> **TASK STATEMENT**: In the records that follow, show each line where the word "icon" is present.

____________________

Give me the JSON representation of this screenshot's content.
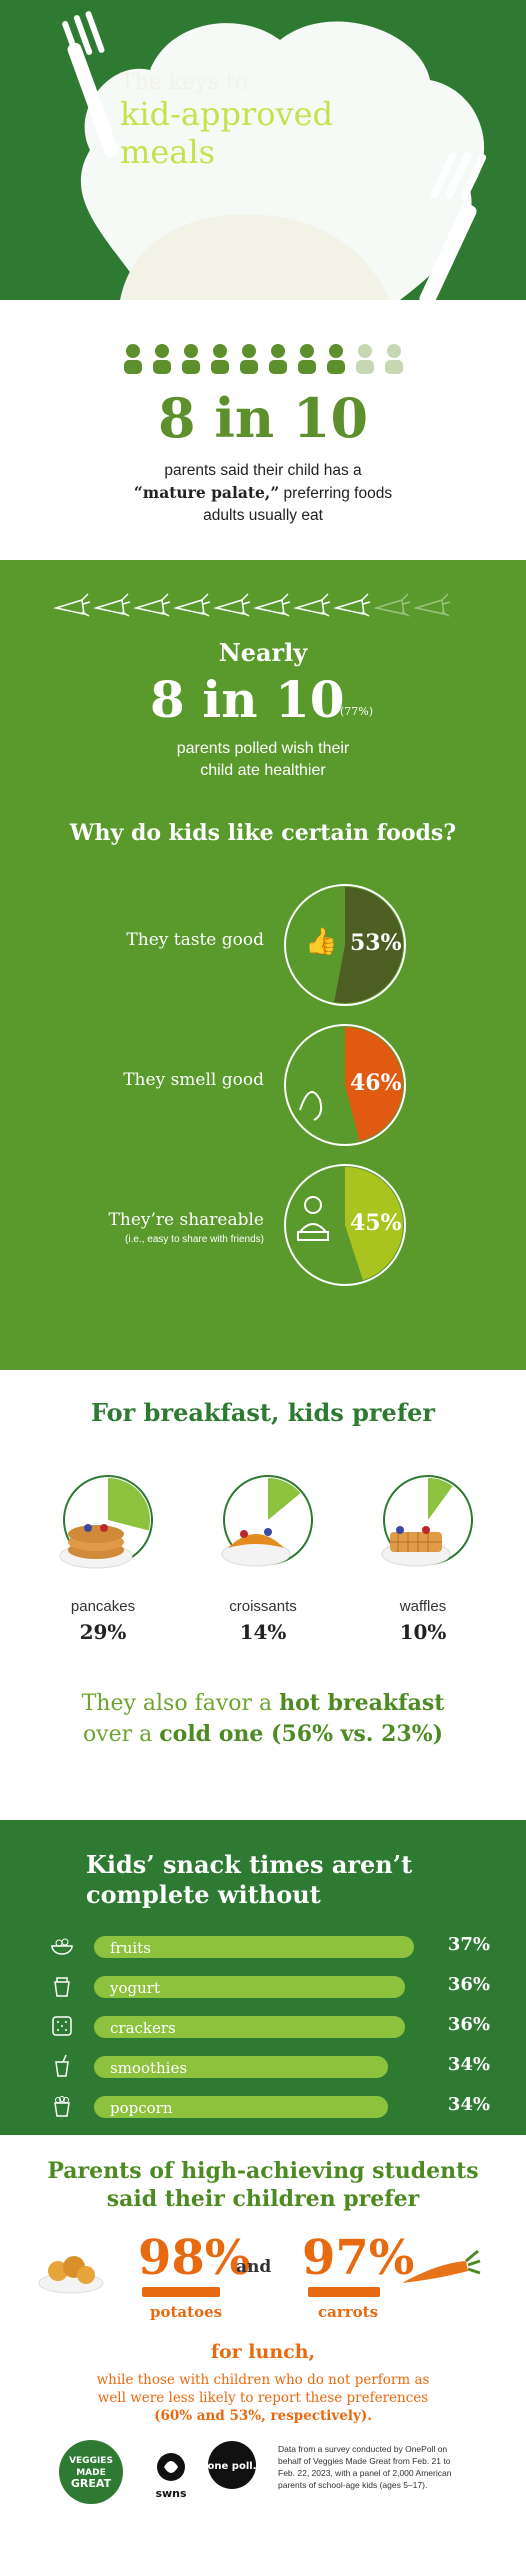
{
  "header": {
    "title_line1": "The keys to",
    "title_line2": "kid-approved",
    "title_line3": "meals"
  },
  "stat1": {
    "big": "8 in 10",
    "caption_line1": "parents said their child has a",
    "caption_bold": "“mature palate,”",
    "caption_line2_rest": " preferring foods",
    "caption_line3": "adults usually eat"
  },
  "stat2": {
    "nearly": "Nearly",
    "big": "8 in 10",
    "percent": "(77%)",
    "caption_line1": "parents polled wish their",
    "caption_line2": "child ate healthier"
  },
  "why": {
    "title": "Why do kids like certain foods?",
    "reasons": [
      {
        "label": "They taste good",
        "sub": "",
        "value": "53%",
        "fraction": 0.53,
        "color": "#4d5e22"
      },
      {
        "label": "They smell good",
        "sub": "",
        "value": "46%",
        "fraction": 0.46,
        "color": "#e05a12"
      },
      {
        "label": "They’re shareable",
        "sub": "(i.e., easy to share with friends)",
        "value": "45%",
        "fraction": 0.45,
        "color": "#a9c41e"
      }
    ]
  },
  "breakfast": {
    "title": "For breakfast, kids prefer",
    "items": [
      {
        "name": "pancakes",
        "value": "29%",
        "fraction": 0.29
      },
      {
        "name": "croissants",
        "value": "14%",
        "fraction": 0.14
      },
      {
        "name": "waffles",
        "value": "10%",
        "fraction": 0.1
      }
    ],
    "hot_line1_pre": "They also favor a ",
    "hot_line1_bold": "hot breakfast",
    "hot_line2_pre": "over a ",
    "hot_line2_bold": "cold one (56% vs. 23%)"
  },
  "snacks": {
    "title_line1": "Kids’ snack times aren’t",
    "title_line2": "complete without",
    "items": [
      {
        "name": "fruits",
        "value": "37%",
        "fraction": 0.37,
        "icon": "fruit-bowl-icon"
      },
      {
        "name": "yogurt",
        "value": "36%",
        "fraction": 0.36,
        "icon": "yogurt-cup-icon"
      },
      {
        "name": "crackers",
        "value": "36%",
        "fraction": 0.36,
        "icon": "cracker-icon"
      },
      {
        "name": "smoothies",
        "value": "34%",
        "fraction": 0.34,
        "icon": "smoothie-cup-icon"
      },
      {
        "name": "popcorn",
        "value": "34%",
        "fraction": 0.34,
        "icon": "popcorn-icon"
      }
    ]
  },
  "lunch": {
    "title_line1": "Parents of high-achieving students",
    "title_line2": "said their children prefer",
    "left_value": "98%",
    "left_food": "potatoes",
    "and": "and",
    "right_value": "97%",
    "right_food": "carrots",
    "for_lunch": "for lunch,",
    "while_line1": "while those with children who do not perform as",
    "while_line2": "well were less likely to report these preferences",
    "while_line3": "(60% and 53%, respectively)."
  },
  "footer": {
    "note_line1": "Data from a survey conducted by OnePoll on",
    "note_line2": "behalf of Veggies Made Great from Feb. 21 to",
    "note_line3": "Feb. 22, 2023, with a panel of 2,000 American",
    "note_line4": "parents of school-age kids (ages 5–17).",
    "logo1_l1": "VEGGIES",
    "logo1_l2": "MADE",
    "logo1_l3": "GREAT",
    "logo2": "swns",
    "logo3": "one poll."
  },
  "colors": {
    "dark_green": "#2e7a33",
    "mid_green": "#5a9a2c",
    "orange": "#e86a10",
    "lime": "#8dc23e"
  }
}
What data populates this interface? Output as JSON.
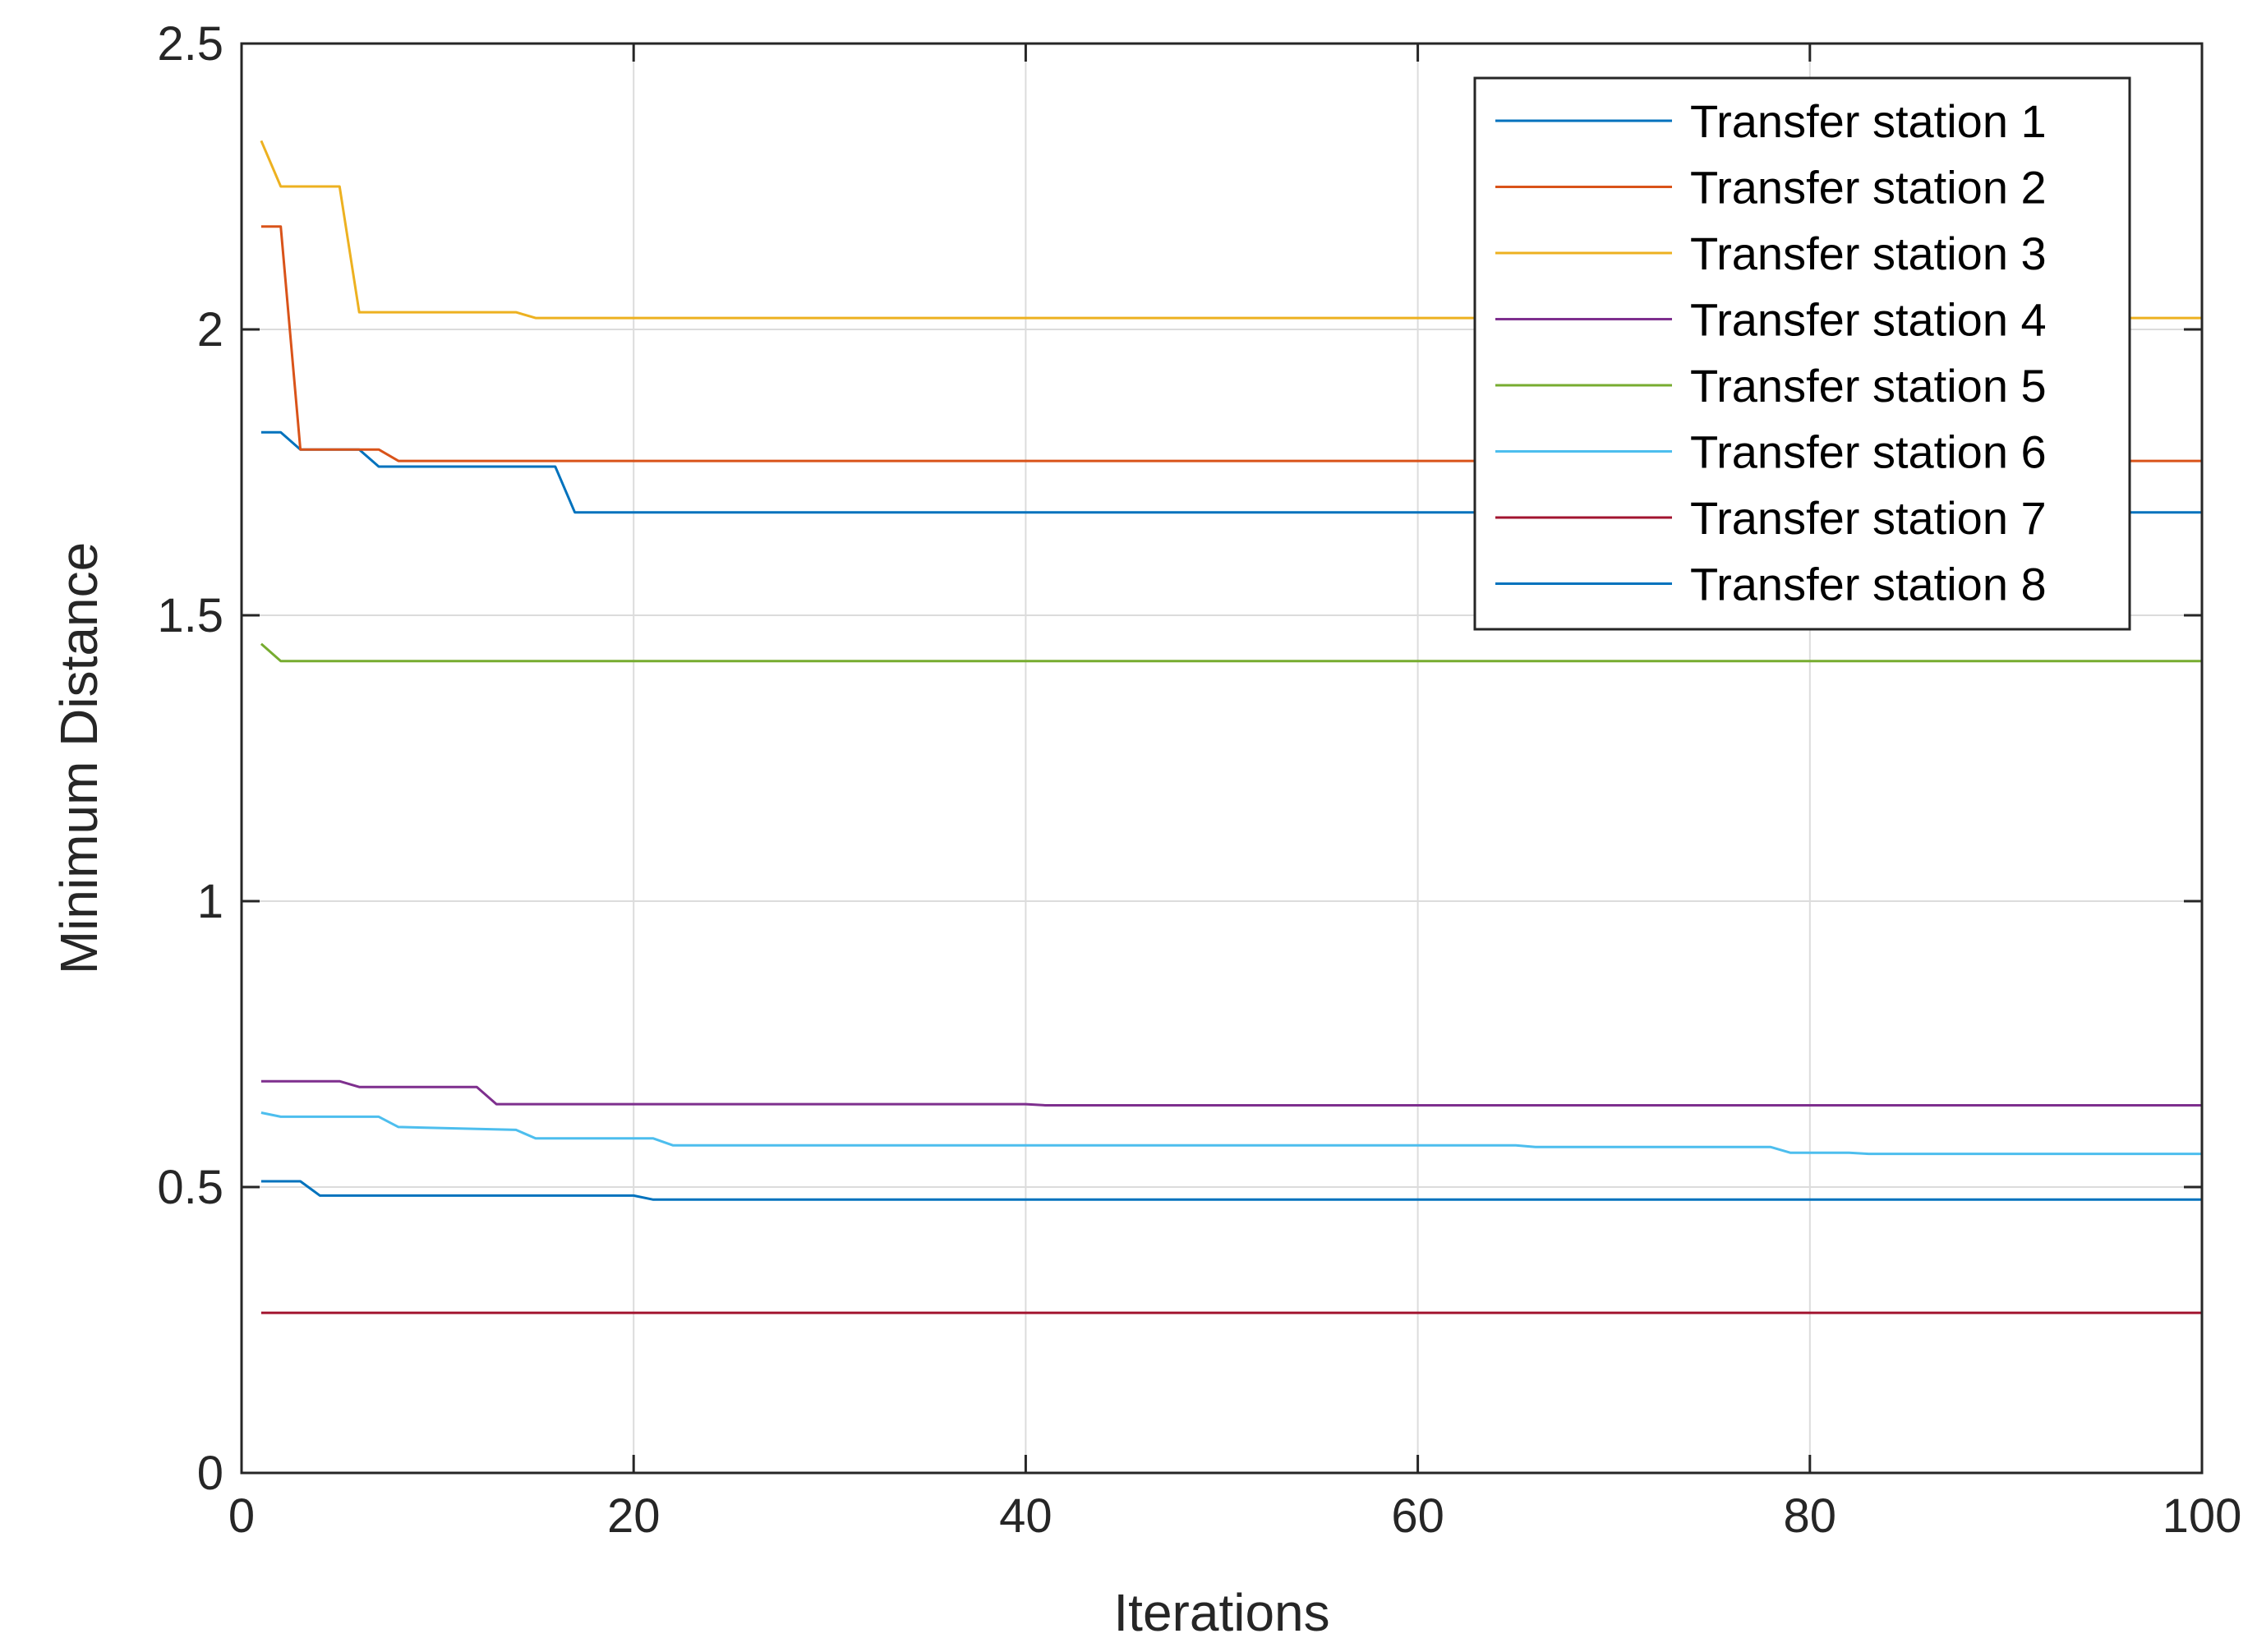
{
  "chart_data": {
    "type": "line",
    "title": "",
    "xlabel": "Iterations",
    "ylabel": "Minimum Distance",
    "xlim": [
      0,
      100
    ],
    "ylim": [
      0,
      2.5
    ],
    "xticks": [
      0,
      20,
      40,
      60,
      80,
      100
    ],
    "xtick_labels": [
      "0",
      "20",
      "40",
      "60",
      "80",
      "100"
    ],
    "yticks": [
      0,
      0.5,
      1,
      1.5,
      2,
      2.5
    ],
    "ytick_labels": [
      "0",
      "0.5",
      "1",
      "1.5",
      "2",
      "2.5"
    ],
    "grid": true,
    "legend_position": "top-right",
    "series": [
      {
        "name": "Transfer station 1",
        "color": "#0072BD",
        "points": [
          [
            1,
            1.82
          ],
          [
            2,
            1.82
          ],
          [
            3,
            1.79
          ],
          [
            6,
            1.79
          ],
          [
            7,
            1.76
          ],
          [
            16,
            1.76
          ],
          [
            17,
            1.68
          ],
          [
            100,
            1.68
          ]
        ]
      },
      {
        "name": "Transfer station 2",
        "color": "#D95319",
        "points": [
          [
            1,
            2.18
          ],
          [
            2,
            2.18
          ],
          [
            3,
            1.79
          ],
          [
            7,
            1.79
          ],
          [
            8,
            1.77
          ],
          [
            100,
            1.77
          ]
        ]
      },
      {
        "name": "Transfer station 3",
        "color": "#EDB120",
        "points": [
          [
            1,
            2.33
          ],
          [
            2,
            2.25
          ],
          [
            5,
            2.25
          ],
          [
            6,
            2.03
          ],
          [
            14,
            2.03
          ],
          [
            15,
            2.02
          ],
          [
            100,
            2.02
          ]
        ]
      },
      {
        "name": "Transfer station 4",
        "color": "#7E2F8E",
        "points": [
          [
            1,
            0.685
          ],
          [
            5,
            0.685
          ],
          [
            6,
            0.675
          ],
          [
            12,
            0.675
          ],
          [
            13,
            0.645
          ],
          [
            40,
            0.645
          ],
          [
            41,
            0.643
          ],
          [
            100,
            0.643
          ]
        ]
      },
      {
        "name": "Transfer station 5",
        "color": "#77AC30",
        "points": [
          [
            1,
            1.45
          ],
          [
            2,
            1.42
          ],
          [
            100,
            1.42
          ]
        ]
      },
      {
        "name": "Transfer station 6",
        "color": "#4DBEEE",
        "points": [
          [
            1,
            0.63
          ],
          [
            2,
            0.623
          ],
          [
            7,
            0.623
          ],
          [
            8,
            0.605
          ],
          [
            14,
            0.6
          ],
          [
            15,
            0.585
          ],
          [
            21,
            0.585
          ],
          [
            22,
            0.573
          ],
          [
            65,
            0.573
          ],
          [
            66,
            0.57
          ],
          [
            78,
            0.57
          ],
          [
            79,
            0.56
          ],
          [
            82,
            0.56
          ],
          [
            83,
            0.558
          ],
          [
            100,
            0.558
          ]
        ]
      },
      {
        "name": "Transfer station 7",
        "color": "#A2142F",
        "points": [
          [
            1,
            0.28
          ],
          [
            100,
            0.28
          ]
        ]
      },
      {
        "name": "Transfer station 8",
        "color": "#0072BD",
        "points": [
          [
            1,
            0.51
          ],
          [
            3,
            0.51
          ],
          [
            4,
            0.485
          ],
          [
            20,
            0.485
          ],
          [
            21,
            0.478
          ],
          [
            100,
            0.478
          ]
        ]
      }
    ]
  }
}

____________________

> **TASK RESPONSE**:
        "icon": "fruit-bowl-icon"
        "icon": "yogurt-cup-icon"
        "icon": "cracker-icon"
        "icon": "smoothie-cup-icon"
        "icon": "popcorn-icon"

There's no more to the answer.